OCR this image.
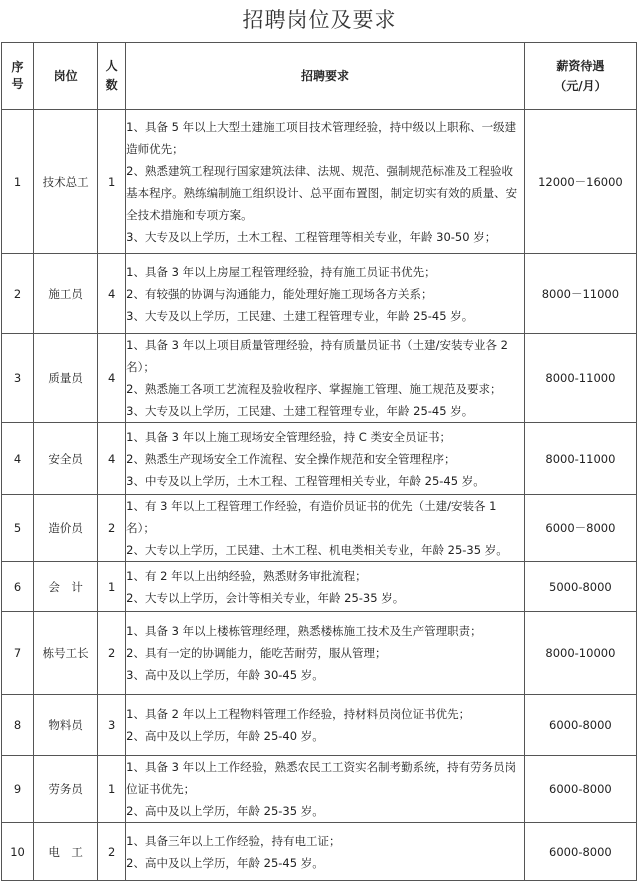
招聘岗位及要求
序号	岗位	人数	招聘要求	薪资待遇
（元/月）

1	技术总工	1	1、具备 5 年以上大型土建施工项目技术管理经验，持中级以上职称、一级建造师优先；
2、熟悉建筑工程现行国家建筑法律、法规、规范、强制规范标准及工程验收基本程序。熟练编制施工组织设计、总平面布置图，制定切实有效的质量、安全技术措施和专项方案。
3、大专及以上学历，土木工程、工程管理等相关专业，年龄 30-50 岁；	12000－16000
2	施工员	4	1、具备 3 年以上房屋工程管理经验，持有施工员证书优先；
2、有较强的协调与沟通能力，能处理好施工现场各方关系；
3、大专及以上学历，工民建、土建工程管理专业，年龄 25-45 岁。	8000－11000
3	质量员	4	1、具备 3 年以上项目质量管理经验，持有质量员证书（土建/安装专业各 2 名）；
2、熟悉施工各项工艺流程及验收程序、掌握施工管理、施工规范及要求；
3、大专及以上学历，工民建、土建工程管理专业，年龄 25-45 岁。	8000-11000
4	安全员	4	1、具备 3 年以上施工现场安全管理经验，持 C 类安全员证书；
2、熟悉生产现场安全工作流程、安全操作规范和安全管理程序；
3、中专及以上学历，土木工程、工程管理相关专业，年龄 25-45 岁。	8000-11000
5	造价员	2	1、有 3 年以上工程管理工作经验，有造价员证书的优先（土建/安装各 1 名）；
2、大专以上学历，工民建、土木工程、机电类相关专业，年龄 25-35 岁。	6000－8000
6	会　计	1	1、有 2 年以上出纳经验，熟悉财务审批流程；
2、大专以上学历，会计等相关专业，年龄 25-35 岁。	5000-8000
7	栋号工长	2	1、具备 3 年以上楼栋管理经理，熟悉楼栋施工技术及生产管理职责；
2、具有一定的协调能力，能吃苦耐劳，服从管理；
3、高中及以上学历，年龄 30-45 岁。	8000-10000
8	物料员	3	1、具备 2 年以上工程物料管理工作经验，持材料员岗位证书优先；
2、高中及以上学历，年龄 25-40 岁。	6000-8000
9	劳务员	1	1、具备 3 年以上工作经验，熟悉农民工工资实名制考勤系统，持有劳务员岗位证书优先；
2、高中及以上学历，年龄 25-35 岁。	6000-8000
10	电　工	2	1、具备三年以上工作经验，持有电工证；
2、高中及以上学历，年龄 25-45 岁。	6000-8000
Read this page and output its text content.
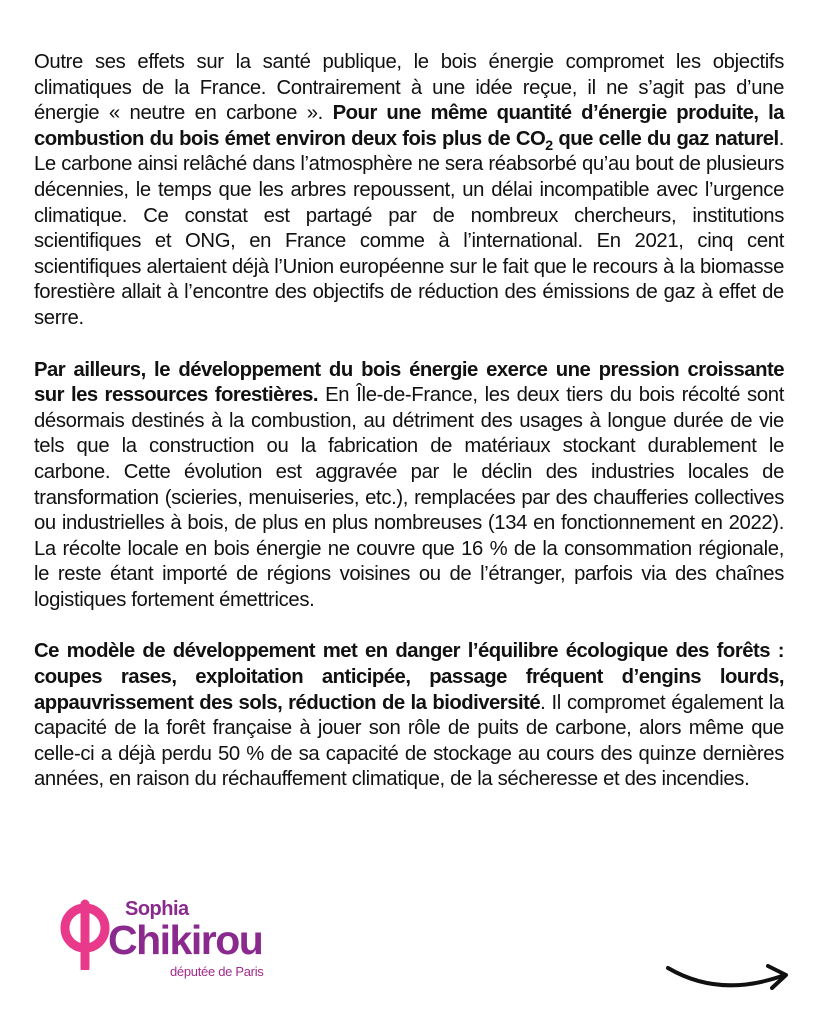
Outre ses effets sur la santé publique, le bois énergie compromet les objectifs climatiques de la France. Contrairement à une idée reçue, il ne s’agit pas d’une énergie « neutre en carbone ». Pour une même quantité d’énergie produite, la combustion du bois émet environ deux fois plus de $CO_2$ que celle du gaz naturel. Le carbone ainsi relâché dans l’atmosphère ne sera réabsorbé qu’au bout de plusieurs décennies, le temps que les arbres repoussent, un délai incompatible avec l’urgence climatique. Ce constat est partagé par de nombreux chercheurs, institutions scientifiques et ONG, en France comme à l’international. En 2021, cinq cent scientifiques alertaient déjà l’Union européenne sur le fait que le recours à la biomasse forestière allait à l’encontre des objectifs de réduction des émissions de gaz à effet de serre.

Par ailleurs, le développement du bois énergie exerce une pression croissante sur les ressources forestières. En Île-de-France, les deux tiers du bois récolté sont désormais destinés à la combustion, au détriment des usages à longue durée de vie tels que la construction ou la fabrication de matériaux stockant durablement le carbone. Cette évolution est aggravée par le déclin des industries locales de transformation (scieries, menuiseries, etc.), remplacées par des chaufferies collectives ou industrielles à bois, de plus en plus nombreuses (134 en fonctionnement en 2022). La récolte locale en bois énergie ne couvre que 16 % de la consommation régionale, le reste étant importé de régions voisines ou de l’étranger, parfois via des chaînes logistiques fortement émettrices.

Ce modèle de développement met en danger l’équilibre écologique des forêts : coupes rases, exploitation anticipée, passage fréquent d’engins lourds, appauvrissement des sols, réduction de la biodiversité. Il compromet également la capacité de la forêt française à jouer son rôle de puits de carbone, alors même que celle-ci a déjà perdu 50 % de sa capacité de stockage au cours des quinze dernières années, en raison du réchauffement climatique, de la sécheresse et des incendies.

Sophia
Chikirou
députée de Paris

------------------------

▶ [STATED TASK]:
Find the string "土建工程管理专业" in the entries above and return each line that holds it.

▶ [COMPLETED EXERCISE]:
3、大专及以上学历，工民建、土建工程管理专业，年龄 25-45 岁。	8000－11000
3、大专及以上学历，工民建、土建工程管理专业，年龄 25-45 岁。	8000-11000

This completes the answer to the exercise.